# Stored items:
○ ○ ○ ○ ○

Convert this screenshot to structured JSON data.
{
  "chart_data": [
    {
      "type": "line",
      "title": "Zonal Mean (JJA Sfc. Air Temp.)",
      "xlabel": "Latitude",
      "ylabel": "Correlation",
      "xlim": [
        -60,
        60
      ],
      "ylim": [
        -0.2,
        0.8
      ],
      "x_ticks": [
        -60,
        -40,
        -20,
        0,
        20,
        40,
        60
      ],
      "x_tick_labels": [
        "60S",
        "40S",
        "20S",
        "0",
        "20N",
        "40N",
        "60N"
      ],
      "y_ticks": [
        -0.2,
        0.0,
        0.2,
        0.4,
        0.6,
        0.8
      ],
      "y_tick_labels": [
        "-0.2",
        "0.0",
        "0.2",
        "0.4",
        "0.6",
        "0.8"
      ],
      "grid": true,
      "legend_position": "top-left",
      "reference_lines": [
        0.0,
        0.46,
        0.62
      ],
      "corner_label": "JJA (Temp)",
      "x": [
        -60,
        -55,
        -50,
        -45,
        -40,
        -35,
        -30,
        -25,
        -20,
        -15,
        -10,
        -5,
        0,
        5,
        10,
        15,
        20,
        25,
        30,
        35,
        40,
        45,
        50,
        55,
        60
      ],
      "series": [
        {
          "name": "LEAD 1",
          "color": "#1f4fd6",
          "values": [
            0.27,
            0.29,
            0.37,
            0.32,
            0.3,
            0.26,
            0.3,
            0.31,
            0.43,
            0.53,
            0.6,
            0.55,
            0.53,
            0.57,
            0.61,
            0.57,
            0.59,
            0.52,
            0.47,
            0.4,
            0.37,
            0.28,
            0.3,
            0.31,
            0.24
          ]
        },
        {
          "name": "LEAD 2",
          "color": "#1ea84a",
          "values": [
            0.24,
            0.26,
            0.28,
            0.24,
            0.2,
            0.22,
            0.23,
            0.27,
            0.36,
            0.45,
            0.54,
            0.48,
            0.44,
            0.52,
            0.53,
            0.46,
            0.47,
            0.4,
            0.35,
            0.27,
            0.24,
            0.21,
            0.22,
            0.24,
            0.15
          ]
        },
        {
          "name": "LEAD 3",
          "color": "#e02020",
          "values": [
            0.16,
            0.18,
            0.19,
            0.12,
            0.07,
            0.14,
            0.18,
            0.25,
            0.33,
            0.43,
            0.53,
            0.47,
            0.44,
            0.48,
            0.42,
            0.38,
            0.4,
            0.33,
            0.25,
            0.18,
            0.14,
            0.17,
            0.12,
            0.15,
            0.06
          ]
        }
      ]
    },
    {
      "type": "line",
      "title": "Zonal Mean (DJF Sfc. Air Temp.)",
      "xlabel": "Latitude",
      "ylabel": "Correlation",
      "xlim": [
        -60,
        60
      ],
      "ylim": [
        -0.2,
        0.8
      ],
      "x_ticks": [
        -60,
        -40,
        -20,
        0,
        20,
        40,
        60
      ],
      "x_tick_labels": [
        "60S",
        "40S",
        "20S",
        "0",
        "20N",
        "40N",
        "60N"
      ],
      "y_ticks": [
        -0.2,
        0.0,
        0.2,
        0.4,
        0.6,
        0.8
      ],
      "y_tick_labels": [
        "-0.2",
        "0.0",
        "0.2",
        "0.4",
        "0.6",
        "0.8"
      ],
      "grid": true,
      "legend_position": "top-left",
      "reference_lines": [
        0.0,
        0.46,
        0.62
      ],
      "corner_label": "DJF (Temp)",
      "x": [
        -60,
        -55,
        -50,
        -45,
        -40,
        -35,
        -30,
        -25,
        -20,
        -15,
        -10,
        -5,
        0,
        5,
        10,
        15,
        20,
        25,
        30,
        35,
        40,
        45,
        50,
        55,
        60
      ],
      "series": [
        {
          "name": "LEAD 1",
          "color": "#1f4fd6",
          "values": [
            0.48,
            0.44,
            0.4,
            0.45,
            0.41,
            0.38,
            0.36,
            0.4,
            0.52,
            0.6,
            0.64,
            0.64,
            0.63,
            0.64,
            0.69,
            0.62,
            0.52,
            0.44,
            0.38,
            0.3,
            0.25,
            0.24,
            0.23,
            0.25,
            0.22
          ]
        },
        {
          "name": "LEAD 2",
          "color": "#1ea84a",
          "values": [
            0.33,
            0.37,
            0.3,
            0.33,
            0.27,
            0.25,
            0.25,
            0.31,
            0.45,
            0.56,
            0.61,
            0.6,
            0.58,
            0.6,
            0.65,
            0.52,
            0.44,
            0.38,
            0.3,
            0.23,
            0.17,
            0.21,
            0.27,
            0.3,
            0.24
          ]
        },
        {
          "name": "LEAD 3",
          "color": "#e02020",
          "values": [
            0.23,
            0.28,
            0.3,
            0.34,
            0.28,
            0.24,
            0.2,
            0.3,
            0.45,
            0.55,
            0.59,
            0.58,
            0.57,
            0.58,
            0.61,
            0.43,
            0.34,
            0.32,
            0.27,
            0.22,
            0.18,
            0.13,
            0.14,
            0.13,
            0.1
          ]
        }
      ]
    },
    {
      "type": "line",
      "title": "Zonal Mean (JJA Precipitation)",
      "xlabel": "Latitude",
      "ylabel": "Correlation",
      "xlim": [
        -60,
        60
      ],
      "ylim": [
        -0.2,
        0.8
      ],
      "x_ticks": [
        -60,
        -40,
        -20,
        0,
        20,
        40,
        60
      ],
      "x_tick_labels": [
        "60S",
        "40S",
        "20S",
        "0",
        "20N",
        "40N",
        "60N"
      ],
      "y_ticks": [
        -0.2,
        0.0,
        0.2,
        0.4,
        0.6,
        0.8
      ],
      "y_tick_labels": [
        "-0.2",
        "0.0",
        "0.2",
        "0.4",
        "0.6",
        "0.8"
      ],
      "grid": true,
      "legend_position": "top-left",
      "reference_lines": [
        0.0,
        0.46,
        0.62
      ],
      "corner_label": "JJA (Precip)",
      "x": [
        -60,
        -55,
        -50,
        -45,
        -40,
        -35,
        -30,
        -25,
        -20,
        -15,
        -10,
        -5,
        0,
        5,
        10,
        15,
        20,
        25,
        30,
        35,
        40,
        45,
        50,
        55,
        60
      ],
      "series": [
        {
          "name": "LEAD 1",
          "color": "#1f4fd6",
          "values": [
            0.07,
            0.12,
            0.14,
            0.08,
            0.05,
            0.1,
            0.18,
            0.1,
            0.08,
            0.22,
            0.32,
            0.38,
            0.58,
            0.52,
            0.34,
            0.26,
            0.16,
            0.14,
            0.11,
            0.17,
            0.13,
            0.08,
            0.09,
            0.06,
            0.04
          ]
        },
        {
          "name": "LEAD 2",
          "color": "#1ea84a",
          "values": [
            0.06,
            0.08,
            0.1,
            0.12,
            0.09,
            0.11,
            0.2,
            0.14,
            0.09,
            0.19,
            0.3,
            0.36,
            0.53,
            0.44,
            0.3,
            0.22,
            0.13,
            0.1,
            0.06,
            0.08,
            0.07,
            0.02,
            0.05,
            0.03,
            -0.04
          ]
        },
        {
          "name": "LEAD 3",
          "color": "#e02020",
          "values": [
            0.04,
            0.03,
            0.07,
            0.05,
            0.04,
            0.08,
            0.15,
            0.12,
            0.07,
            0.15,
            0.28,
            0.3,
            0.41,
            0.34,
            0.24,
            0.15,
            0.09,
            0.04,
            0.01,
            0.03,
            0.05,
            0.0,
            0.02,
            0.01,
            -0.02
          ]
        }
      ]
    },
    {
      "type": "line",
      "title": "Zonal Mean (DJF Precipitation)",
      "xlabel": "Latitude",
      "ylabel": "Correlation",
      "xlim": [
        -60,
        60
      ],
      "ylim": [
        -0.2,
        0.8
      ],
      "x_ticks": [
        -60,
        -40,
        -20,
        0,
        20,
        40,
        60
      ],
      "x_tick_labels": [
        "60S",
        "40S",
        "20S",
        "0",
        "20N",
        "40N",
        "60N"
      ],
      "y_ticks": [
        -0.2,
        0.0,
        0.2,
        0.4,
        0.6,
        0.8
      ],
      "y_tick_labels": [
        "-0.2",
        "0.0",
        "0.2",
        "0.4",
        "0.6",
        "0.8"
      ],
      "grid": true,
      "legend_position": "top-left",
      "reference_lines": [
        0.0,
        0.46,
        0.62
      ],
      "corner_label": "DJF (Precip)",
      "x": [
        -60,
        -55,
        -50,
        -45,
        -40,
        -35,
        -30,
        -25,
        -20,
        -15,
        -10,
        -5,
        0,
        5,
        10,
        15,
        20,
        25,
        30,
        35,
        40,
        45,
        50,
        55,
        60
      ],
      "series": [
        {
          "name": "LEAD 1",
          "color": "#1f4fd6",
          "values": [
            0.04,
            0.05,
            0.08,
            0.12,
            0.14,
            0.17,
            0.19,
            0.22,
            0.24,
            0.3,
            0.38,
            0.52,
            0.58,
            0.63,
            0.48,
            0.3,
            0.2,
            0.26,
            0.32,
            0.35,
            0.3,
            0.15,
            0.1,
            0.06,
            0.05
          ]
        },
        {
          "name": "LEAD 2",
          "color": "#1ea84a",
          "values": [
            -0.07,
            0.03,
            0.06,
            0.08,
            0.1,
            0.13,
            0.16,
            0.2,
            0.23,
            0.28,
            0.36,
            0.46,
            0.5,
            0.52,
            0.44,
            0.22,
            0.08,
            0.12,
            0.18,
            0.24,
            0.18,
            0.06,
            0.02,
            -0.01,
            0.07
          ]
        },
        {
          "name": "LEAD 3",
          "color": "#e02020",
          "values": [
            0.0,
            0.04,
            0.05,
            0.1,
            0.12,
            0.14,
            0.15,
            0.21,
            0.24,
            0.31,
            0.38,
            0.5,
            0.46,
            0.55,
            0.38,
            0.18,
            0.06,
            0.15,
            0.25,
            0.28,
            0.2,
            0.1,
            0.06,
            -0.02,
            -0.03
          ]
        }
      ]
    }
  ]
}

○ ○ ○ ○ ○

# TASK DESCRIPTION:
Say how many lines in the records hold "Zonal", with the number as the whole reply.

# ANSWER TO THIS EXERCISE:
4